**Work to complete**
Present every line in which the string "retirement" appears.

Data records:
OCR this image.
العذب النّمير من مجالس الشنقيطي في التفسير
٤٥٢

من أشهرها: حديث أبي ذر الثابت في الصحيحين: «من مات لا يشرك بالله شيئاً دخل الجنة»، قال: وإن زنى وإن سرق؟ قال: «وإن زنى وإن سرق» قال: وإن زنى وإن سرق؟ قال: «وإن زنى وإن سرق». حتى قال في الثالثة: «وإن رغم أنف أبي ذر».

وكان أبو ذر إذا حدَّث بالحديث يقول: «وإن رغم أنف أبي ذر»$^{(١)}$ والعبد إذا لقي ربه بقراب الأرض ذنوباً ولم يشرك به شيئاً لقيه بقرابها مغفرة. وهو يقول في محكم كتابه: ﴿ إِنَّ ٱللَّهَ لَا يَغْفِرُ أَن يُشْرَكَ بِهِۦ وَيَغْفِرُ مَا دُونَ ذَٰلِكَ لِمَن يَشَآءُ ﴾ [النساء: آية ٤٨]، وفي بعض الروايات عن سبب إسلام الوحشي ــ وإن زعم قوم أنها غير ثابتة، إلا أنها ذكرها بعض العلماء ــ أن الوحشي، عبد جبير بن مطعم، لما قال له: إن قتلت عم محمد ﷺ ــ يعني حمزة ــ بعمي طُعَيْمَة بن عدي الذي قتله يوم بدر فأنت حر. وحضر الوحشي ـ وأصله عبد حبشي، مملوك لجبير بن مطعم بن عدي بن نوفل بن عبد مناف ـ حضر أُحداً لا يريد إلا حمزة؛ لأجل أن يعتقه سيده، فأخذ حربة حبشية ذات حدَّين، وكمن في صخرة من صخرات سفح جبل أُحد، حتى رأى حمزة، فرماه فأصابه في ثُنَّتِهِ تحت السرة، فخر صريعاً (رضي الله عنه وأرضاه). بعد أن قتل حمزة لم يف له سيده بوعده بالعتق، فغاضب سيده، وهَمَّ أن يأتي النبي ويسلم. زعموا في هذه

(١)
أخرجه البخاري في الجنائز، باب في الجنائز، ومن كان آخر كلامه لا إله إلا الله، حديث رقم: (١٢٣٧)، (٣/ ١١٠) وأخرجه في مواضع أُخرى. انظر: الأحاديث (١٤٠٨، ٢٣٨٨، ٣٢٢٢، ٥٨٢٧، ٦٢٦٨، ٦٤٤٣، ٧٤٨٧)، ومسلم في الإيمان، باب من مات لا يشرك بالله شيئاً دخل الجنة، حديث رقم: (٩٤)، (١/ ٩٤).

---

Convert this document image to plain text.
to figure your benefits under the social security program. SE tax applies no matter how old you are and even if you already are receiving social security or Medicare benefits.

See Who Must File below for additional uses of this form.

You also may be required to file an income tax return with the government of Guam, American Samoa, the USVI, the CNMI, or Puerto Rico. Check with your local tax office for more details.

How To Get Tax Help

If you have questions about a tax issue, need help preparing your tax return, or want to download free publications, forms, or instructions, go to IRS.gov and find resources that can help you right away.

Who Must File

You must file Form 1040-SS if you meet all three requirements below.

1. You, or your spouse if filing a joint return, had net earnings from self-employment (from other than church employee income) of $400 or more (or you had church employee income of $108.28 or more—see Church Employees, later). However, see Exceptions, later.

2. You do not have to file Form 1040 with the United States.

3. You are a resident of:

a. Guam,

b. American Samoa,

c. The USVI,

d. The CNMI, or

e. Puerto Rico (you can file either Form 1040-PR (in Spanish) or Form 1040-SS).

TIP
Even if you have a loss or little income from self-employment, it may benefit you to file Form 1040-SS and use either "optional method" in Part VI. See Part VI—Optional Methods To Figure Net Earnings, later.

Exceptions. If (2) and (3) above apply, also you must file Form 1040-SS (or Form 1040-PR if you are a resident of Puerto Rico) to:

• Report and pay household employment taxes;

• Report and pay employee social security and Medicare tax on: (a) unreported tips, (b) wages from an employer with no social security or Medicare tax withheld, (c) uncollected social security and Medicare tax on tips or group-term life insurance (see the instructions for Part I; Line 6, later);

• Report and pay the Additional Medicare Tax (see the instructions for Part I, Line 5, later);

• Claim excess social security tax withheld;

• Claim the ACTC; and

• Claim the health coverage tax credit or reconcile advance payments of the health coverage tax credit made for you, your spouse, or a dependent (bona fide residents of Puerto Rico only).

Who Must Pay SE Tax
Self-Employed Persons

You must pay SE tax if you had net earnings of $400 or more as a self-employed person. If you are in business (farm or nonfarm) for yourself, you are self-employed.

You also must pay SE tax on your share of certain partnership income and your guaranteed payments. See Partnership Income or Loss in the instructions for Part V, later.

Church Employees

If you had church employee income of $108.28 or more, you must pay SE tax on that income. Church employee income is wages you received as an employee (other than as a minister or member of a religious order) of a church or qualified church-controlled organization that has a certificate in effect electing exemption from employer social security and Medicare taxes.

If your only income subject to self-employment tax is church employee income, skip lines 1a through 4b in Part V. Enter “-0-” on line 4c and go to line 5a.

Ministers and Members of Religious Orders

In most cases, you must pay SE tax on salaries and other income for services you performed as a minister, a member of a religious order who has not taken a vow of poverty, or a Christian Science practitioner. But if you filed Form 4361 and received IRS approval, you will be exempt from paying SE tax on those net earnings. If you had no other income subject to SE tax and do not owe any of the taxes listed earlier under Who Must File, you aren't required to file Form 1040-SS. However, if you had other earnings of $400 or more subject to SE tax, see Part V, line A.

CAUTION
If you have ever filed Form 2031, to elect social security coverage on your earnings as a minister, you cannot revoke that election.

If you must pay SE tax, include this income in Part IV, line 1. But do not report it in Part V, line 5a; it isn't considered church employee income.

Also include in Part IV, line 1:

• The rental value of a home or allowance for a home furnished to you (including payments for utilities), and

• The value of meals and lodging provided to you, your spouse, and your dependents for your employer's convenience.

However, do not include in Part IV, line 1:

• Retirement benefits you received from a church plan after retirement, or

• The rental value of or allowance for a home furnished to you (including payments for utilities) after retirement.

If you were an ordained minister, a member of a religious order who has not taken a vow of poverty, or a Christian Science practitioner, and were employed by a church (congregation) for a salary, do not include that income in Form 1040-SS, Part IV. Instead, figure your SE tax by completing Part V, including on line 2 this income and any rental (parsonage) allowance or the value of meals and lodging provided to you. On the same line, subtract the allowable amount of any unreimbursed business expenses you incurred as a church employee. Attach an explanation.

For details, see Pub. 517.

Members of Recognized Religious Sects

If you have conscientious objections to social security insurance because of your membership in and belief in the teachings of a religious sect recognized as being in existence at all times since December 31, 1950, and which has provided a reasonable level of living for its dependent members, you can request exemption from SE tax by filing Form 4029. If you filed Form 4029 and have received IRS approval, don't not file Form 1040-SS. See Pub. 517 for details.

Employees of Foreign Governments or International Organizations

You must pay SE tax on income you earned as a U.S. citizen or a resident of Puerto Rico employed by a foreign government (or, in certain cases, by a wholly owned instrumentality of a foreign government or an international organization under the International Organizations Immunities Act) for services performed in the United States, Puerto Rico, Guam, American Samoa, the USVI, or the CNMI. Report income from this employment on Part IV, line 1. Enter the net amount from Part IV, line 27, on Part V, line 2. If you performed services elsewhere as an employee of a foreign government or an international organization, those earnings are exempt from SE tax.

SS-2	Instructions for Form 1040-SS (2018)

**Solution**
• Retirement benefits you received from a church plan after retirement, or
• The rental value of or allowance for a home furnished to you (including payments for utilities) after retirement.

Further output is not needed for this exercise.